▶ **Trecho fornecido**
O divórcio não depende da concordância das duas partes. Basta que um dos dois não queria mais continuar casado.Isso quer dizer que você pode iniciar o processo de divórcio antes mesmo de avisar ao seu marido. Ele será comunicado por meio de um documento chamado “citação”, que será entregue pelos Correios ou por Oficial de Justiça.

Qual a diferença entre divórcio consensual (amigável) e litigioso?

O divórcio consensual, também chamado de amigável, é aquele em que as partes estão de acordo sobre todos os termos, ou seja, sobre o divórcio em si, a partilha dos bens, a guarda dos filhos, o regime de convivência e a pensão alimentícia.

Nesses casos, o ex-casal pode ser representado por uma mesma advogada, ou por advogados diferentes, que farão um termo de acordo regulando todo o combinado. O termo de acordo é assinado pelas partes e homologado pelo juiz.

O divórcio consensual também pode ser feito em cartório (extrajudicial), se não houver filhos.

[Itens do conjunto de dados]
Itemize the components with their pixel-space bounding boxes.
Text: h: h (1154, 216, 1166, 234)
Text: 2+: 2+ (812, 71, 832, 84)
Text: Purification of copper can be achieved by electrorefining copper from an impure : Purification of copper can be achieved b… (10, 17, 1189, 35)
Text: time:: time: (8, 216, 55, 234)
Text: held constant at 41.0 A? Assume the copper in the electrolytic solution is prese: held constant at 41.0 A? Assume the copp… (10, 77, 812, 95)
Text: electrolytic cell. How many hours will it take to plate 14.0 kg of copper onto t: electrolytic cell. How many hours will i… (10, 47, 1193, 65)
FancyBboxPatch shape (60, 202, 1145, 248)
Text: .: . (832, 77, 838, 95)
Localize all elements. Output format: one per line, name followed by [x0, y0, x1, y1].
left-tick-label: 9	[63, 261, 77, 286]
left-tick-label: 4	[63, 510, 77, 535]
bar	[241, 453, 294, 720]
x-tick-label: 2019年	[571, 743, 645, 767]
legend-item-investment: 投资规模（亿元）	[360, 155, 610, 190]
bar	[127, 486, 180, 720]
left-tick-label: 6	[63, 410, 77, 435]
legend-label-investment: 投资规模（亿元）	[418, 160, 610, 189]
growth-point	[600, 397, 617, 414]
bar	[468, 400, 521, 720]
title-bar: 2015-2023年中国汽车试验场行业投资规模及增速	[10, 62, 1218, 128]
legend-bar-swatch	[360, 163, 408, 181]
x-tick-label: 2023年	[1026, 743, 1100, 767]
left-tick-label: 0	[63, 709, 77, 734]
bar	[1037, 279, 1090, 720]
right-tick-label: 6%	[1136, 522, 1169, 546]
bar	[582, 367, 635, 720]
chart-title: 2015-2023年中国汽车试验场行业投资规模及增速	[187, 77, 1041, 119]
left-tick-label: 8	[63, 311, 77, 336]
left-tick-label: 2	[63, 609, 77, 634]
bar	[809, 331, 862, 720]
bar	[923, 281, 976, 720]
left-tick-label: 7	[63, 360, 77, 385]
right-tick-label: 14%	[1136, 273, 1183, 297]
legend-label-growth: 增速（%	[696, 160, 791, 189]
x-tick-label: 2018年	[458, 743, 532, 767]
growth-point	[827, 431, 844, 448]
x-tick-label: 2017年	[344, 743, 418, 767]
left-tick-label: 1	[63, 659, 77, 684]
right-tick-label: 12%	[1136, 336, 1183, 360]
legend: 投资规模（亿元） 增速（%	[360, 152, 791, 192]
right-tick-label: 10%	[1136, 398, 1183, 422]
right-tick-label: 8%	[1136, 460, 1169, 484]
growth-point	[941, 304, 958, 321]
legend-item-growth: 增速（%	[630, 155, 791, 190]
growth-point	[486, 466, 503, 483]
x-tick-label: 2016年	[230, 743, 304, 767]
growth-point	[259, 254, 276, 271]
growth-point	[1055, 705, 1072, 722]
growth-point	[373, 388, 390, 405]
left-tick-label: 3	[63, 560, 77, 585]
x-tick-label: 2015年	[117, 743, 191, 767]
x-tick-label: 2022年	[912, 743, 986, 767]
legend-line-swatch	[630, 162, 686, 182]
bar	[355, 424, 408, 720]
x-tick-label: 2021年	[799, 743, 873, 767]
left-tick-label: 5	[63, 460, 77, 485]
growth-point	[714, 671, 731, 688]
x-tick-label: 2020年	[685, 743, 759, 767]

▶ **Ordem de serviço**
Por favor, reproduza o trecho sobre divórcio desde "Nesses casos, o" até "homologado pelo juiz.", inclusive, substituindo "juiz" por "magistrado". Os itens não são necessários para esta atividade.

▶ **Resposta escrita**
Nesses casos, o ex-casal pode ser representado por uma mesma advogada, ou por advogados diferentes, que farão um termo de acordo regulando todo o combinado. O termo de acordo é assinado pelas partes e homologado pelo magistrado.